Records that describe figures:
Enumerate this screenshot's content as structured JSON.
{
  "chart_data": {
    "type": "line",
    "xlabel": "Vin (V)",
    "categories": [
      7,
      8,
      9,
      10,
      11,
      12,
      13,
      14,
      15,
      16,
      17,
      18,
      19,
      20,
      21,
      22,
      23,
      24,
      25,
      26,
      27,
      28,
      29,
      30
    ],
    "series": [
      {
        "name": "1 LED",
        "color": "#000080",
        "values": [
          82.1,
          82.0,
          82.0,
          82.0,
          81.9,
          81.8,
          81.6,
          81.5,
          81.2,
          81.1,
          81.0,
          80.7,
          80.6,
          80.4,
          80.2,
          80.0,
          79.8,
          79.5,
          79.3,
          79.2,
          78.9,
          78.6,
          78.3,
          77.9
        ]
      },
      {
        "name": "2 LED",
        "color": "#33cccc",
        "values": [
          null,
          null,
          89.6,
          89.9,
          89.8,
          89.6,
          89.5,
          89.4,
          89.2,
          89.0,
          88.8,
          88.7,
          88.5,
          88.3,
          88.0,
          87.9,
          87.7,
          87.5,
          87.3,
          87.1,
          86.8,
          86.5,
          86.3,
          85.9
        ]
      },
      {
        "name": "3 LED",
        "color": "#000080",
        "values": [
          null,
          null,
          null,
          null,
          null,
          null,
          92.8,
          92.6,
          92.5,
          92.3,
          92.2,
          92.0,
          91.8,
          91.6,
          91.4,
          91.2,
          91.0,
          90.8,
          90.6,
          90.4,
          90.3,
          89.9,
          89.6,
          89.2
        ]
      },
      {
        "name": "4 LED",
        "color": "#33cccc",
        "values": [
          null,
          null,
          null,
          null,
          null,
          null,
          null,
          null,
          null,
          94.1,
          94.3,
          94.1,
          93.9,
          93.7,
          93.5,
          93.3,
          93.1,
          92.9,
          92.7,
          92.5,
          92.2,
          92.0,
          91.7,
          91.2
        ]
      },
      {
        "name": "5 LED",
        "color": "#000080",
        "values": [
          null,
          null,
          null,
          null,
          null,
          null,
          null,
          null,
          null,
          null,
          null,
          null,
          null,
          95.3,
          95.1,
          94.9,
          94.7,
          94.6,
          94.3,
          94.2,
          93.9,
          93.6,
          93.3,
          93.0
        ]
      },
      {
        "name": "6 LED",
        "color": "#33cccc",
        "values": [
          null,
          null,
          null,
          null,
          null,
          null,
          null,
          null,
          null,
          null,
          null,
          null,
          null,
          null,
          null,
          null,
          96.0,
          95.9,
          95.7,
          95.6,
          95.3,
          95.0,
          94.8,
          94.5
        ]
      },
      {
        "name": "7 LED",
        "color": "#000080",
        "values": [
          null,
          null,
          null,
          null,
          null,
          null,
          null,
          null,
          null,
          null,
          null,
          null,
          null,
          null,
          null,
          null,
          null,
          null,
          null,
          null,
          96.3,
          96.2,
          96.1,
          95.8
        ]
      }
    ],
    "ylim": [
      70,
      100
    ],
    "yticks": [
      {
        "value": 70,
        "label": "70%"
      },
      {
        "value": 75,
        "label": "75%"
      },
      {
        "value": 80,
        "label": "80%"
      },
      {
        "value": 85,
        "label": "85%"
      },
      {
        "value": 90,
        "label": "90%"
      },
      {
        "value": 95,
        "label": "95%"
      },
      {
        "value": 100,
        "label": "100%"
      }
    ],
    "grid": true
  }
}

## Given exercise
Identify the lines of the entries containing the string "name". Copy each such line.

## Written response
        "name": "1 LED",
        "name": "2 LED",
        "name": "3 LED",
        "name": "4 LED",
        "name": "5 LED",
        "name": "6 LED",
        "name": "7 LED",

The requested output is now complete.